Raw data>
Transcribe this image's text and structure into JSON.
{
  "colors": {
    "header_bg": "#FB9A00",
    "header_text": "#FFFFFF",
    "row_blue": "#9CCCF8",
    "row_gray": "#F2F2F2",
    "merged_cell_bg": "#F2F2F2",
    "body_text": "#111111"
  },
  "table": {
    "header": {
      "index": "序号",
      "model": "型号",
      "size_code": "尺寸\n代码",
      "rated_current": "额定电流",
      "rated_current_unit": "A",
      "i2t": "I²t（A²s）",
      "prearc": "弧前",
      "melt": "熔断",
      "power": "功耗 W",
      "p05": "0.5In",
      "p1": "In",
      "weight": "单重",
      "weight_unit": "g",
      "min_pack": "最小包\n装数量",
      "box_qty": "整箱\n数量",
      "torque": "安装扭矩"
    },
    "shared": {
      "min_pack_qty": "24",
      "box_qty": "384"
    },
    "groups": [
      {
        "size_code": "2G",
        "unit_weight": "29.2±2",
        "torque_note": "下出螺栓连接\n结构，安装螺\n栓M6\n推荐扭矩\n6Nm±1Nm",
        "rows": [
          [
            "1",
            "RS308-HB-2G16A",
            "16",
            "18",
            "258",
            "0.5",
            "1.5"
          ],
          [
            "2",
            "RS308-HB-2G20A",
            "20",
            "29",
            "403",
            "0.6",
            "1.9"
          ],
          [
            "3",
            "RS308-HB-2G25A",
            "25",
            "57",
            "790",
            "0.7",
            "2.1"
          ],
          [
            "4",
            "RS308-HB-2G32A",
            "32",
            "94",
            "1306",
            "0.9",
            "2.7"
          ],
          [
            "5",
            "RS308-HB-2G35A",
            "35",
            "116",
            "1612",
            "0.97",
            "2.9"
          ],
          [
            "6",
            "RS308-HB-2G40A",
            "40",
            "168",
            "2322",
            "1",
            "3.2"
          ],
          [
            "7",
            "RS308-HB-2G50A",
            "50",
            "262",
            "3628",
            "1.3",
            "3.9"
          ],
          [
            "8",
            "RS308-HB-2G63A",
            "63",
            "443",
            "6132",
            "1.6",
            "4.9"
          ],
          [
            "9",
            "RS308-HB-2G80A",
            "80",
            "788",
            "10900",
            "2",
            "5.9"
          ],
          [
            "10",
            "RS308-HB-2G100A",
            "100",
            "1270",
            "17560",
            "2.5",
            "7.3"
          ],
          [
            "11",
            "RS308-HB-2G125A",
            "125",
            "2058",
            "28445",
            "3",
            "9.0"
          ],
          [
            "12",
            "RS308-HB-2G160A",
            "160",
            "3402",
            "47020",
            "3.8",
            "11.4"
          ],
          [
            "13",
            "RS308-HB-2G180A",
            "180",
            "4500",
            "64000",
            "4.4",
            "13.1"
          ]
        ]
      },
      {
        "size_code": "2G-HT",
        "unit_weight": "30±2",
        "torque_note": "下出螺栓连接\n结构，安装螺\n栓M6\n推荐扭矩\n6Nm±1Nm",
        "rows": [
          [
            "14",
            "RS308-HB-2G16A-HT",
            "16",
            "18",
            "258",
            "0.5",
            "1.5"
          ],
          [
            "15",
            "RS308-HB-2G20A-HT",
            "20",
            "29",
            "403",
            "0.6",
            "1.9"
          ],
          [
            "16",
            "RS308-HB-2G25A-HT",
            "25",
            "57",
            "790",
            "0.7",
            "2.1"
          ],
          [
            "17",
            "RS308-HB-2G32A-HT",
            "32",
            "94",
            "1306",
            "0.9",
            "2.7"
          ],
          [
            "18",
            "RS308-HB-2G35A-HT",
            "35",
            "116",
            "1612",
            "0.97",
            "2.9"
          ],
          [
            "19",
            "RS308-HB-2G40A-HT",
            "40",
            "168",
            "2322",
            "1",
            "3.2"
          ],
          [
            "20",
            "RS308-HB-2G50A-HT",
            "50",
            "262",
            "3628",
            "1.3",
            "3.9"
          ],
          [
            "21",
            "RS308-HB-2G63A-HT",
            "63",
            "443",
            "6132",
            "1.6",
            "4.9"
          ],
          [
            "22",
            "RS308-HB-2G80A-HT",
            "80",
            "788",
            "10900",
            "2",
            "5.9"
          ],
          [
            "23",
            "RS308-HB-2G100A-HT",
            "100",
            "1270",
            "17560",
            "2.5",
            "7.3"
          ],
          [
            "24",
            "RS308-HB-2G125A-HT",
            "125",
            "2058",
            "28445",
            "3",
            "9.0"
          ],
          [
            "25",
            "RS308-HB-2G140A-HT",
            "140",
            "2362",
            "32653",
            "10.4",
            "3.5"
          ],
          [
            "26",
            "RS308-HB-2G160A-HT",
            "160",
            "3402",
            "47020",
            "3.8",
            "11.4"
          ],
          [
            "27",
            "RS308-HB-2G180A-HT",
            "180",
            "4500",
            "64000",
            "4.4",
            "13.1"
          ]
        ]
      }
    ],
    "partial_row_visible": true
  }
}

Given instruction>
Quote the data in full, keeping each word unchanged.

Final answer>
Transcribe this image's text and structure into JSON.
{
  "colors": {
    "header_bg": "#FB9A00",
    "header_text": "#FFFFFF",
    "row_blue": "#9CCCF8",
    "row_gray": "#F2F2F2",
    "merged_cell_bg": "#F2F2F2",
    "body_text": "#111111"
  },
  "table": {
    "header": {
      "index": "序号",
      "model": "型号",
      "size_code": "尺寸\n代码",
      "rated_current": "额定电流",
      "rated_current_unit": "A",
      "i2t": "I²t（A²s）",
      "prearc": "弧前",
      "melt": "熔断",
      "power": "功耗 W",
      "p05": "0.5In",
      "p1": "In",
      "weight": "单重",
      "weight_unit": "g",
      "min_pack": "最小包\n装数量",
      "box_qty": "整箱\n数量",
      "torque": "安装扭矩"
    },
    "shared": {
      "min_pack_qty": "24",
      "box_qty": "384"
    },
    "groups": [
      {
        "size_code": "2G",
        "unit_weight": "29.2±2",
        "torque_note": "下出螺栓连接\n结构，安装螺\n栓M6\n推荐扭矩\n6Nm±1Nm",
        "rows": [
          [
            "1",
            "RS308-HB-2G16A",
            "16",
            "18",
            "258",
            "0.5",
            "1.5"
          ],
          [
            "2",
            "RS308-HB-2G20A",
            "20",
            "29",
            "403",
            "0.6",
            "1.9"
          ],
          [
            "3",
            "RS308-HB-2G25A",
            "25",
            "57",
            "790",
            "0.7",
            "2.1"
          ],
          [
            "4",
            "RS308-HB-2G32A",
            "32",
            "94",
            "1306",
            "0.9",
            "2.7"
          ],
          [
            "5",
            "RS308-HB-2G35A",
            "35",
            "116",
            "1612",
            "0.97",
            "2.9"
          ],
          [
            "6",
            "RS308-HB-2G40A",
            "40",
            "168",
            "2322",
            "1",
            "3.2"
          ],
          [
            "7",
            "RS308-HB-2G50A",
            "50",
            "262",
            "3628",
            "1.3",
            "3.9"
          ],
          [
            "8",
            "RS308-HB-2G63A",
            "63",
            "443",
            "6132",
            "1.6",
            "4.9"
          ],
          [
            "9",
            "RS308-HB-2G80A",
            "80",
            "788",
            "10900",
            "2",
            "5.9"
          ],
          [
            "10",
            "RS308-HB-2G100A",
            "100",
            "1270",
            "17560",
            "2.5",
            "7.3"
          ],
          [
            "11",
            "RS308-HB-2G125A",
            "125",
            "2058",
            "28445",
            "3",
            "9.0"
          ],
          [
            "12",
            "RS308-HB-2G160A",
            "160",
            "3402",
            "47020",
            "3.8",
            "11.4"
          ],
          [
            "13",
            "RS308-HB-2G180A",
            "180",
            "4500",
            "64000",
            "4.4",
            "13.1"
          ]
        ]
      },
      {
        "size_code": "2G-HT",
        "unit_weight": "30±2",
        "torque_note": "下出螺栓连接\n结构，安装螺\n栓M6\n推荐扭矩\n6Nm±1Nm",
        "rows": [
          [
            "14",
            "RS308-HB-2G16A-HT",
            "16",
            "18",
            "258",
            "0.5",
            "1.5"
          ],
          [
            "15",
            "RS308-HB-2G20A-HT",
            "20",
            "29",
            "403",
            "0.6",
            "1.9"
          ],
          [
            "16",
            "RS308-HB-2G25A-HT",
            "25",
            "57",
            "790",
            "0.7",
            "2.1"
          ],
          [
            "17",
            "RS308-HB-2G32A-HT",
            "32",
            "94",
            "1306",
            "0.9",
            "2.7"
          ],
          [
            "18",
            "RS308-HB-2G35A-HT",
            "35",
            "116",
            "1612",
            "0.97",
            "2.9"
          ],
          [
            "19",
            "RS308-HB-2G40A-HT",
            "40",
            "168",
            "2322",
            "1",
            "3.2"
          ],
          [
            "20",
            "RS308-HB-2G50A-HT",
            "50",
            "262",
            "3628",
            "1.3",
            "3.9"
          ],
          [
            "21",
            "RS308-HB-2G63A-HT",
            "63",
            "443",
            "6132",
            "1.6",
            "4.9"
          ],
          [
            "22",
            "RS308-HB-2G80A-HT",
            "80",
            "788",
            "10900",
            "2",
            "5.9"
          ],
          [
            "23",
            "RS308-HB-2G100A-HT",
            "100",
            "1270",
            "17560",
            "2.5",
            "7.3"
          ],
          [
            "24",
            "RS308-HB-2G125A-HT",
            "125",
            "2058",
            "28445",
            "3",
            "9.0"
          ],
          [
            "25",
            "RS308-HB-2G140A-HT",
            "140",
            "2362",
            "32653",
            "10.4",
            "3.5"
          ],
          [
            "26",
            "RS308-HB-2G160A-HT",
            "160",
            "3402",
            "47020",
            "3.8",
            "11.4"
          ],
          [
            "27",
            "RS308-HB-2G180A-HT",
            "180",
            "4500",
            "64000",
            "4.4",
            "13.1"
          ]
        ]
      }
    ],
    "partial_row_visible": true
  }
}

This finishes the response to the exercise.